## [Set task]
What follows is a block of records; restate each one word for word.

## [Supplied records]
--*--

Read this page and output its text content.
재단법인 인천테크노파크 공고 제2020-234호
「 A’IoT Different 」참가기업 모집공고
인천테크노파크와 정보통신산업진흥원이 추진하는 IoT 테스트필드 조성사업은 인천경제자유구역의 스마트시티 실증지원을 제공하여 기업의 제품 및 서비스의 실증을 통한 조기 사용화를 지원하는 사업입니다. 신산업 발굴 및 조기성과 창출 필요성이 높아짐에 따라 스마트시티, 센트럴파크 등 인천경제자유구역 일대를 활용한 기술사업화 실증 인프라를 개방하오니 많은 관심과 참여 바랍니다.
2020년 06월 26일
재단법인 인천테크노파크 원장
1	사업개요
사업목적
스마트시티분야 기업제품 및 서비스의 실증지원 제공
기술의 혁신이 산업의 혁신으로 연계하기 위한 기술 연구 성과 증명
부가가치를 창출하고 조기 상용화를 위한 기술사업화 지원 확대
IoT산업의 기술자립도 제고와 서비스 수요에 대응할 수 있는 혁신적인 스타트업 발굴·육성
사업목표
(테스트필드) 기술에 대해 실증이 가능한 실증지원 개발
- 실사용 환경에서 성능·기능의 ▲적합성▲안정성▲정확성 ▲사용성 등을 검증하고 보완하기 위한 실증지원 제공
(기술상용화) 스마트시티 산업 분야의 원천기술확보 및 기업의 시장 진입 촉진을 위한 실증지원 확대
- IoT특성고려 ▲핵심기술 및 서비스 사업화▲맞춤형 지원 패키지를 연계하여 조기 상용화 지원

--*--

## [Expected answer]
Read this page and output its text content.
재단법인 인천테크노파크 공고 제2020-234호
「 A’IoT Different 」참가기업 모집공고
인천테크노파크와 정보통신산업진흥원이 추진하는 IoT 테스트필드 조성사업은 인천경제자유구역의 스마트시티 실증지원을 제공하여 기업의 제품 및 서비스의 실증을 통한 조기 사용화를 지원하는 사업입니다. 신산업 발굴 및 조기성과 창출 필요성이 높아짐에 따라 스마트시티, 센트럴파크 등 인천경제자유구역 일대를 활용한 기술사업화 실증 인프라를 개방하오니 많은 관심과 참여 바랍니다.
2020년 06월 26일
재단법인 인천테크노파크 원장
1	사업개요
사업목적
스마트시티분야 기업제품 및 서비스의 실증지원 제공
기술의 혁신이 산업의 혁신으로 연계하기 위한 기술 연구 성과 증명
부가가치를 창출하고 조기 상용화를 위한 기술사업화 지원 확대
IoT산업의 기술자립도 제고와 서비스 수요에 대응할 수 있는 혁신적인 스타트업 발굴·육성
사업목표
(테스트필드) 기술에 대해 실증이 가능한 실증지원 개발
- 실사용 환경에서 성능·기능의 ▲적합성▲안정성▲정확성 ▲사용성 등을 검증하고 보완하기 위한 실증지원 제공
(기술상용화) 스마트시티 산업 분야의 원천기술확보 및 기업의 시장 진입 촉진을 위한 실증지원 확대
- IoT특성고려 ▲핵심기술 및 서비스 사업화▲맞춤형 지원 패키지를 연계하여 조기 상용화 지원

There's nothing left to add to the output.